**To be done**
According to the post on Tertullian and the natural law, in what year did Tertullian lapse into Montanism?

**Provided passage**
## begin

Angilbert (fl. ca. 840/50), On the Battle Which was Fought at Fontenoy

The Law of Christians is broken,
Blood by the hands of hell profusely shed like rain,
And the throat of Cerberus bellows songs of joy.

Angelbertus, Versus de Bella que fuit acta Fontaneto

Fracta est lex christianorum
Sanguinis proluvio, unde manus inferorum,
gaudet gula Cerberi.

Sunday, February 28, 2010

Tertullian on the Natural Law: The Soul as My Witness, "Neither God nor Nature Lie!"

QUINTUS SEPTIMIUM FLORENS TERTULLIANUS, mercifully shortened as Tertullian (ca. 160-ca. 220 A.D.), is perhaps the first of the Latin Christian sources on the natural moral law. Though Catholic for part of his life, in 201 or 202 A.D. Tertullian unfortunately lapsed into a form of Montanism, or Cataphrygianism, a charismatic, enthusiastic, chiliastic, and rigoristic sect founded by Montanus, who claimed to be the incarnation of the Holy Spirit., or, perhaps more properly, the "paraclete" or helper that Christ had told his apostles to anticipate and which would lead them unto all truth It was ecstatic and charismatics movements such as the Montanists that forced the Church to look at the issue of public revelations seriously, eventually deciding that public revelation ceased at the death of the last apostle, foreclosing the ideal of a continuing revelation. In his History of Christianity, Phillip Schaff calls the Montanist heresy "an earnest and well-meaning, but gloomy and fanatical hyper-Christianity, which, like all hyper-spiritualism, is apt to end in the flesh."

## end

**Material provided**
## begin

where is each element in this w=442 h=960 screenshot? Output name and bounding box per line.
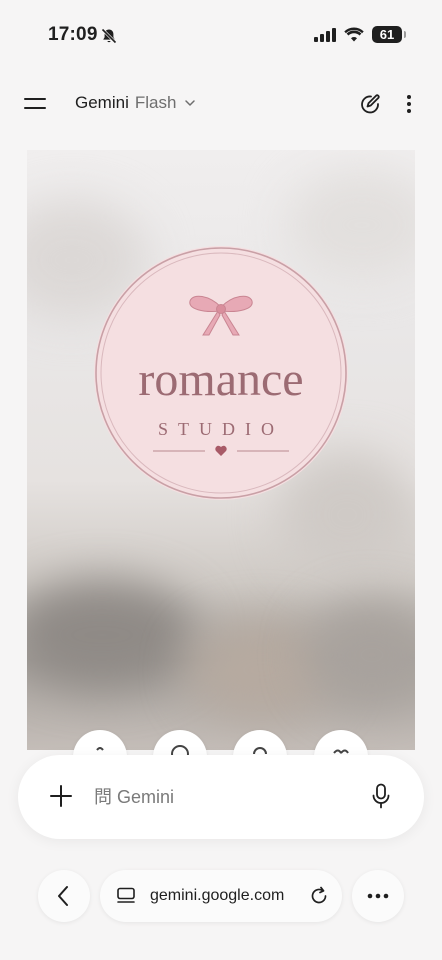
model-name: Flash <box>134 93 177 112</box>
app-title: Gemini <box>75 93 129 112</box>
menu-button[interactable] <box>24 94 48 114</box>
more-horizontal-icon <box>367 893 389 899</box>
logo-subtitle: STUDIO <box>158 419 284 439</box>
prompt-bar <box>18 755 424 839</box>
status-indicators: 61 <box>314 26 406 43</box>
new-chat-icon[interactable] <box>358 92 382 116</box>
browser-toolbar: gemini.google.com <box>0 868 442 926</box>
address-bar[interactable]: gemini.google.com <box>100 870 342 922</box>
background-blur-shape <box>27 580 197 690</box>
prompt-input[interactable] <box>94 783 354 811</box>
bell-muted-icon <box>101 28 117 44</box>
battery-indicator: 61 <box>372 26 406 43</box>
add-attachment-icon[interactable] <box>50 785 72 807</box>
chevron-left-icon <box>58 886 68 906</box>
chevron-down-icon <box>185 100 196 106</box>
cellular-signal-icon <box>314 27 336 42</box>
browser-more-button[interactable] <box>352 870 404 922</box>
back-button[interactable] <box>38 870 90 922</box>
generated-image[interactable]: romance STUDIO <box>27 150 415 750</box>
url-text: gemini.google.com <box>150 887 285 904</box>
wifi-icon <box>344 27 364 42</box>
battery-level: 61 <box>379 27 395 42</box>
status-bar: 17:09 61 <box>0 0 442 70</box>
logo-wordmark: romance <box>138 353 303 406</box>
microphone-icon[interactable] <box>370 783 392 809</box>
app-header: Gemini Flash <box>0 80 442 128</box>
status-time: 17:09 <box>48 24 98 45</box>
model-selector[interactable]: Gemini Flash <box>75 93 196 113</box>
more-options-icon[interactable] <box>402 92 416 116</box>
romance-studio-logo: romance STUDIO <box>94 246 348 500</box>
tab-overview-icon <box>117 887 135 903</box>
reload-icon[interactable] <box>308 885 330 907</box>
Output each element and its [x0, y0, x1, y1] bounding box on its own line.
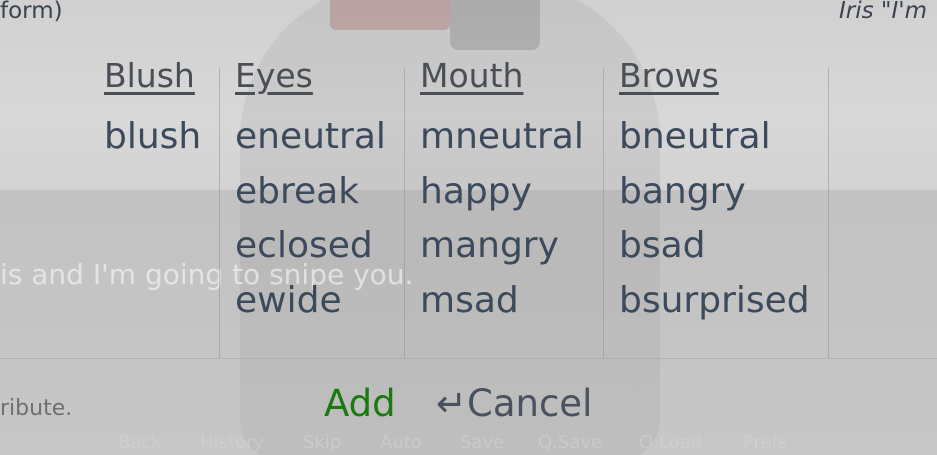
column-divider: [603, 68, 604, 358]
option-eclosed[interactable]: eclosed: [235, 219, 386, 274]
option-msad[interactable]: msad: [420, 274, 584, 329]
quick-menu-auto[interactable]: Auto: [380, 432, 422, 453]
option-happy[interactable]: happy: [420, 165, 584, 220]
attribute-picker: Blush blush Eyes eneutral ebreak eclosed…: [0, 0, 937, 455]
panel-divider: [0, 358, 937, 359]
add-button[interactable]: Add: [324, 381, 396, 427]
quick-menu: Back History Skip Auto Save Q.Save Q.Loa…: [0, 432, 937, 454]
column-mouth: Mouth mneutral happy mangry msad: [420, 56, 584, 328]
quick-menu-qload[interactable]: Q.Load: [639, 432, 702, 453]
column-eyes: Eyes eneutral ebreak eclosed ewide: [235, 56, 386, 328]
quick-menu-prefs[interactable]: Prefs: [743, 432, 787, 453]
option-bangry[interactable]: bangry: [619, 165, 810, 220]
column-divider: [219, 68, 220, 358]
column-heading-blush: Blush: [104, 56, 195, 95]
option-bneutral[interactable]: bneutral: [619, 110, 810, 165]
option-ebreak[interactable]: ebreak: [235, 165, 386, 220]
column-heading-brows: Brows: [619, 56, 719, 95]
option-eneutral[interactable]: eneutral: [235, 110, 386, 165]
option-mneutral[interactable]: mneutral: [420, 110, 584, 165]
option-blush[interactable]: blush: [104, 110, 201, 165]
quick-menu-history[interactable]: History: [200, 432, 264, 453]
quick-menu-back[interactable]: Back: [118, 432, 162, 453]
column-divider: [828, 68, 829, 358]
column-blush: Blush blush: [104, 56, 201, 165]
column-heading-mouth: Mouth: [420, 56, 524, 95]
option-ewide[interactable]: ewide: [235, 274, 386, 329]
option-bsad[interactable]: bsad: [619, 219, 810, 274]
cancel-button[interactable]: ↵Cancel: [436, 381, 592, 427]
option-mangry[interactable]: mangry: [420, 219, 584, 274]
column-divider: [404, 68, 405, 358]
option-bsurprised[interactable]: bsurprised: [619, 274, 810, 329]
column-heading-eyes: Eyes: [235, 56, 313, 95]
column-brows: Brows bneutral bangry bsad bsurprised: [619, 56, 810, 328]
quick-menu-save[interactable]: Save: [460, 432, 504, 453]
quick-menu-qsave[interactable]: Q.Save: [538, 432, 602, 453]
quick-menu-skip[interactable]: Skip: [303, 432, 341, 453]
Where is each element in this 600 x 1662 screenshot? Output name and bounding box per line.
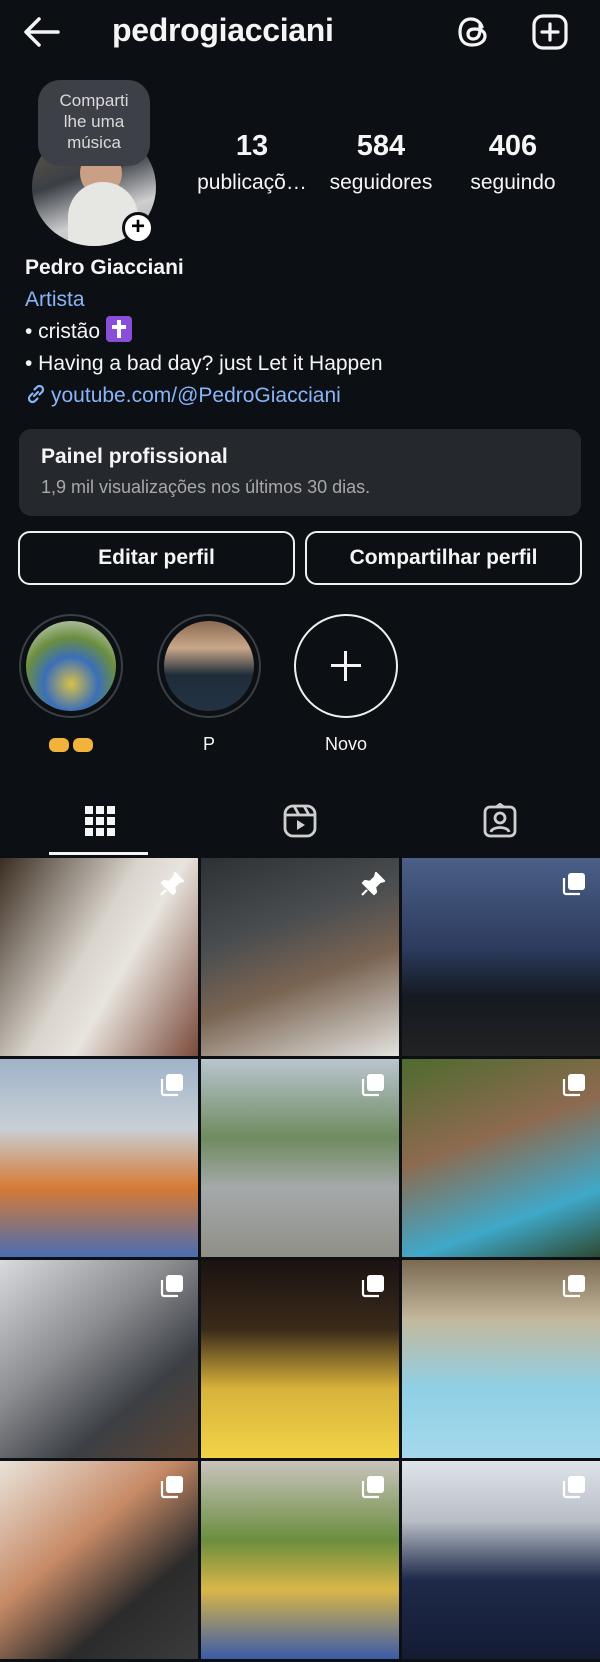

## end

**Exercise response**
In 201 or 202 A.D.